--- start DATA IN THIS EXERCISE ---

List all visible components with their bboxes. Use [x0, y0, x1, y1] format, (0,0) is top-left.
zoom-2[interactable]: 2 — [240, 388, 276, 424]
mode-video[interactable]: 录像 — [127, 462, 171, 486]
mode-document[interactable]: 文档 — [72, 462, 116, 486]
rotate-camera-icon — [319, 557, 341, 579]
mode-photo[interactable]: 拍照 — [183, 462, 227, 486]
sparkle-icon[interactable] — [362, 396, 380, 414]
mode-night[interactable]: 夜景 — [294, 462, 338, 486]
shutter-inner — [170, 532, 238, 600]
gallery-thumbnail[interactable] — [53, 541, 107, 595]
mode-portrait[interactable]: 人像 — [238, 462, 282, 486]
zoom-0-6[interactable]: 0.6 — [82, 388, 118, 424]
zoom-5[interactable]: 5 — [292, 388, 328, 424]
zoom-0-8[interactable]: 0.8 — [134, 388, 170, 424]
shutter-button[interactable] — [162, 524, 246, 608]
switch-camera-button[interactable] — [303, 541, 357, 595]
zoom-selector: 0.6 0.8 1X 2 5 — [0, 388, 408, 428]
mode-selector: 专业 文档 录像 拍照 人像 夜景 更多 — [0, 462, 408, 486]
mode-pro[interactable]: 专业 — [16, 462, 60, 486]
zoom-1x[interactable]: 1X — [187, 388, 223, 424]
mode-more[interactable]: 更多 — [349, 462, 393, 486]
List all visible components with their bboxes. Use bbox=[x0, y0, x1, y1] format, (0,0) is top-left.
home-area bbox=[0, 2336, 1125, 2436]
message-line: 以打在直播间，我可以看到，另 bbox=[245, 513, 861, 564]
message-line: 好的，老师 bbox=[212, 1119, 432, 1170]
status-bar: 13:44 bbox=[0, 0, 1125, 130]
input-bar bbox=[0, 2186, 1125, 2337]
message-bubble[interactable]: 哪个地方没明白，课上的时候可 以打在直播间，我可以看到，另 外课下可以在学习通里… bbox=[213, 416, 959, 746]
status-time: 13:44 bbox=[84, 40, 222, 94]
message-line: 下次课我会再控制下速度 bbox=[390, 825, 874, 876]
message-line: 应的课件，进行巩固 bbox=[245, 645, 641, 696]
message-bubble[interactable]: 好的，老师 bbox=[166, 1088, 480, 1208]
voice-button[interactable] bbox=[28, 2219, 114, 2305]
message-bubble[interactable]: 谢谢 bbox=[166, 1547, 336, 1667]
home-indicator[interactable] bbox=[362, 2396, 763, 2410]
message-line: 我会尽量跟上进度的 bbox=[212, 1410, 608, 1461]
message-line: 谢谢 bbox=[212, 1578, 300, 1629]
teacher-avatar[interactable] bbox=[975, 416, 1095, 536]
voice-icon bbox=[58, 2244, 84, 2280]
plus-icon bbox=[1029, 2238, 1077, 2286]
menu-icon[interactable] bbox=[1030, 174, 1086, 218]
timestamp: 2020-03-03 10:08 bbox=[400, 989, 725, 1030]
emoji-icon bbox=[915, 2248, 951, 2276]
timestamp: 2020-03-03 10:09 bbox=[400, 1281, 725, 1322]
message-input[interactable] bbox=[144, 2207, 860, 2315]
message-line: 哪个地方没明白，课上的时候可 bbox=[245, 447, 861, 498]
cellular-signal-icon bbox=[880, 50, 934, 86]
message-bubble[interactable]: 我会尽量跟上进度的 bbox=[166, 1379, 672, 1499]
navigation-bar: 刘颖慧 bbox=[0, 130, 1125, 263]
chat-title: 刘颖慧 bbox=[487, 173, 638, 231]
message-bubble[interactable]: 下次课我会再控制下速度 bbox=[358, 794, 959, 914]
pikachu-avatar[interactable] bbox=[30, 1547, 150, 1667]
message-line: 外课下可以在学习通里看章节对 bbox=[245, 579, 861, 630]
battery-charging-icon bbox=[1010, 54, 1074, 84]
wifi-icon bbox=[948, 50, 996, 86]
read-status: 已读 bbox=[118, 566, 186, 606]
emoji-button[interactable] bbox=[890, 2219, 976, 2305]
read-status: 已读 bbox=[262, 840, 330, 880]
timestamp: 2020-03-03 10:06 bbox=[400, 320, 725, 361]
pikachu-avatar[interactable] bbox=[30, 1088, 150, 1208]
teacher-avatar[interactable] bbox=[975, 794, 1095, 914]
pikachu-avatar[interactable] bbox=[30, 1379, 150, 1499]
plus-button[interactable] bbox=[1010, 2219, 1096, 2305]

--- end DATA IN THIS EXERCISE ---

PROBLEM » Copy out each line in the data above that contains the string "pikachu". The match is case-sensitive.

FINAL RESULT »
pikachu-avatar[interactable] bbox=[30, 1547, 150, 1667]
pikachu-avatar[interactable] bbox=[30, 1088, 150, 1208]
pikachu-avatar[interactable] bbox=[30, 1379, 150, 1499]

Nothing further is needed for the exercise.